▶ _What to work on_
Find the lines of data that contain the string "this", then list them.

▶ _The records_
★ ★ ★ ★ ★ ★ ★

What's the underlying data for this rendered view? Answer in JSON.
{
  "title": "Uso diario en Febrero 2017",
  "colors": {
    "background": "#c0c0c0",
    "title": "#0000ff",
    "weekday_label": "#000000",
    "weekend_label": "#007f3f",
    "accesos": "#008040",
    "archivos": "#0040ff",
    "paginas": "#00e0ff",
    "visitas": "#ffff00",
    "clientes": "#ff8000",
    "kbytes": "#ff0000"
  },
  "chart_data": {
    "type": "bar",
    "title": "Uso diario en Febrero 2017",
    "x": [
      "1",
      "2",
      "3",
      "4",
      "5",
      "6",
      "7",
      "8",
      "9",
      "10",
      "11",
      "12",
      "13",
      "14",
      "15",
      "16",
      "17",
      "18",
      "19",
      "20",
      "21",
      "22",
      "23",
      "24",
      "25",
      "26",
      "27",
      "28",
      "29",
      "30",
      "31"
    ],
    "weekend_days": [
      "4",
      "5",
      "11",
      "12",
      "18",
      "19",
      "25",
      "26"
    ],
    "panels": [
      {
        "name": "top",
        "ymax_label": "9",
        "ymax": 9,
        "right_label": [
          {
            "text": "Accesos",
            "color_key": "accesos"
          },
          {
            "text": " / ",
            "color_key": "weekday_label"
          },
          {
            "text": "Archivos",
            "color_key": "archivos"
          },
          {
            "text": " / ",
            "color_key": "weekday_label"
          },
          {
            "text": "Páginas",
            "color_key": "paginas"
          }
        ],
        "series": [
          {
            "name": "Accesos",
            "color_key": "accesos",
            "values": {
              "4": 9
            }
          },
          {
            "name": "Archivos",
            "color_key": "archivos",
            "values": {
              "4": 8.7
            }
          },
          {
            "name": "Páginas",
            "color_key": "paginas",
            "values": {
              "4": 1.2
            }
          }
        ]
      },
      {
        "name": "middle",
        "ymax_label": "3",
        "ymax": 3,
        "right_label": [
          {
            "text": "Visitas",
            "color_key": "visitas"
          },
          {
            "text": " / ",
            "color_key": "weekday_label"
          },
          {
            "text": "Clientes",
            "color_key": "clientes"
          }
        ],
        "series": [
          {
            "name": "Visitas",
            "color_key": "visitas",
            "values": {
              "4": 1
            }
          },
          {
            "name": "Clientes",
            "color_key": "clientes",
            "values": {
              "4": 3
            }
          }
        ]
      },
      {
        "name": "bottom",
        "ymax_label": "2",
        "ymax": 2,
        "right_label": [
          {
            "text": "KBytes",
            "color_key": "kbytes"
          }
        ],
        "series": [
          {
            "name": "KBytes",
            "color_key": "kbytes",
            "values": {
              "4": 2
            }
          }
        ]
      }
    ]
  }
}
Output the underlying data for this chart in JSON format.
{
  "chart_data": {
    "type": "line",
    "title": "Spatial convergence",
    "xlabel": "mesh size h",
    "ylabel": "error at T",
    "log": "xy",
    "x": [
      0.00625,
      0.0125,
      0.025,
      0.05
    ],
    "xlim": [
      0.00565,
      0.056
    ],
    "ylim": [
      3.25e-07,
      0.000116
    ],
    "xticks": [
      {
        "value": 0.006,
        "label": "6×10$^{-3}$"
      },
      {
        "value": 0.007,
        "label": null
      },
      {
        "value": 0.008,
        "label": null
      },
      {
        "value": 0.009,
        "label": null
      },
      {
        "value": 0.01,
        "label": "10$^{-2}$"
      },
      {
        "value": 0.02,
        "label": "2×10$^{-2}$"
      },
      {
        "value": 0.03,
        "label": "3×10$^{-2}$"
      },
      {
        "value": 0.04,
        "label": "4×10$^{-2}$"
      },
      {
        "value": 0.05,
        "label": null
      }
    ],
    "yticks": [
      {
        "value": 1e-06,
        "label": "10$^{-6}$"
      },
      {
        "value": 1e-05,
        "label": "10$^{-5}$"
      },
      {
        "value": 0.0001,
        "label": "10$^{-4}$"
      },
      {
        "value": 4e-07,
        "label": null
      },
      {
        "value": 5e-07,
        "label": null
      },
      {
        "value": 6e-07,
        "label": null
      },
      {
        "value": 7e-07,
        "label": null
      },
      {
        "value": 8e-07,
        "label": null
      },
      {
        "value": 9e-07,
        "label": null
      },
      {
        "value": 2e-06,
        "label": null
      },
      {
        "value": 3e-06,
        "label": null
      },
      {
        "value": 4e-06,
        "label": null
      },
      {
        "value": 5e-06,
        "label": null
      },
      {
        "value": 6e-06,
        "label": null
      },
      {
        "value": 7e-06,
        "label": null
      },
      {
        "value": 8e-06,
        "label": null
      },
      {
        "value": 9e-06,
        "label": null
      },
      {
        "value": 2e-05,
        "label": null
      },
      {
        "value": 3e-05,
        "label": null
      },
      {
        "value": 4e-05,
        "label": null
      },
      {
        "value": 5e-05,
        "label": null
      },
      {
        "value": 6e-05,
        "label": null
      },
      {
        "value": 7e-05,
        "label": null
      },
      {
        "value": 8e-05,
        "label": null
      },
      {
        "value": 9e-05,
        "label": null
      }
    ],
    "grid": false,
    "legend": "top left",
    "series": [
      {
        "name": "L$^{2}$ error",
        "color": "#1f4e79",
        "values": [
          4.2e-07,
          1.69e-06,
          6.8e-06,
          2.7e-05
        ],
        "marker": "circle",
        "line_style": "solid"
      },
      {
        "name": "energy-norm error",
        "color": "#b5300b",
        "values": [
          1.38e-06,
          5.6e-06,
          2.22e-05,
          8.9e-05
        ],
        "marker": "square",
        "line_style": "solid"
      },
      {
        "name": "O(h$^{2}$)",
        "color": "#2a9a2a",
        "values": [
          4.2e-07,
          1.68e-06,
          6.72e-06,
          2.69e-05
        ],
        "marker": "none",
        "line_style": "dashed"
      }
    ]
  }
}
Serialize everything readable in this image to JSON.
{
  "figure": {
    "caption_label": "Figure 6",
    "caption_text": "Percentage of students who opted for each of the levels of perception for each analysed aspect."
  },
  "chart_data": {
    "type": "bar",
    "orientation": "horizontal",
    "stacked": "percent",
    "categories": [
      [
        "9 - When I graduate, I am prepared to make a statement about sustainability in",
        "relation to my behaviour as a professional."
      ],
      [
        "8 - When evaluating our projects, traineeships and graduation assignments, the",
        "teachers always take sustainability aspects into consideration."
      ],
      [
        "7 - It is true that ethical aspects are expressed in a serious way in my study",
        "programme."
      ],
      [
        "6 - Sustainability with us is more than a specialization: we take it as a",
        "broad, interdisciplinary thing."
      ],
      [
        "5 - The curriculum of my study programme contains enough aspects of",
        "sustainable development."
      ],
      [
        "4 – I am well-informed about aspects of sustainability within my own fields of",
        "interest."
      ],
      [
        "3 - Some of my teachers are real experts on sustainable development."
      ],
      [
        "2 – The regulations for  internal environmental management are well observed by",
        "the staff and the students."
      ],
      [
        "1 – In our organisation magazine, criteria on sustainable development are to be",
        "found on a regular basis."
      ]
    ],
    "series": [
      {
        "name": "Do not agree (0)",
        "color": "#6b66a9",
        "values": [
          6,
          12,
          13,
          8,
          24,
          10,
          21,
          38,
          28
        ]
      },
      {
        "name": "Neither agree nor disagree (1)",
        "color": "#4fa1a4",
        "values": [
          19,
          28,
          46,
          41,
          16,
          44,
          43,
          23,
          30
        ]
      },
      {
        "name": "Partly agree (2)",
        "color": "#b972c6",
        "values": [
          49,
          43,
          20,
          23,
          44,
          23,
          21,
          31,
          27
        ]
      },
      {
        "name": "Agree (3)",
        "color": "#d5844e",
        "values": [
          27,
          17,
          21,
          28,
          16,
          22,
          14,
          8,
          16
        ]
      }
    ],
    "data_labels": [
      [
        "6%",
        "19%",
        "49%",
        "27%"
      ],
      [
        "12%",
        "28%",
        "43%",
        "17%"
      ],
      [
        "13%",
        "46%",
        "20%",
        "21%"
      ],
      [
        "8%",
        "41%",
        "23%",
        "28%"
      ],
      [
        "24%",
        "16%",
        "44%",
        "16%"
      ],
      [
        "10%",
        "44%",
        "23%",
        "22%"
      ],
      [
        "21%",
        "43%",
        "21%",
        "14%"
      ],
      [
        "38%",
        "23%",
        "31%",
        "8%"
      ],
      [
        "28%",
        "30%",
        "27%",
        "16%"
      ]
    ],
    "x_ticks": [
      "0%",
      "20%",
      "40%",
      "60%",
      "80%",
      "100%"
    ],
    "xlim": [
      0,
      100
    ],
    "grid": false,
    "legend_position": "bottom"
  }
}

★ ★ ★ ★ ★ ★ ★

▶ _Exercise result_
What's the underlying data for this rendered view? Answer in JSON.
Output the underlying data for this chart in JSON format.
Serialize everything readable in this image to JSON.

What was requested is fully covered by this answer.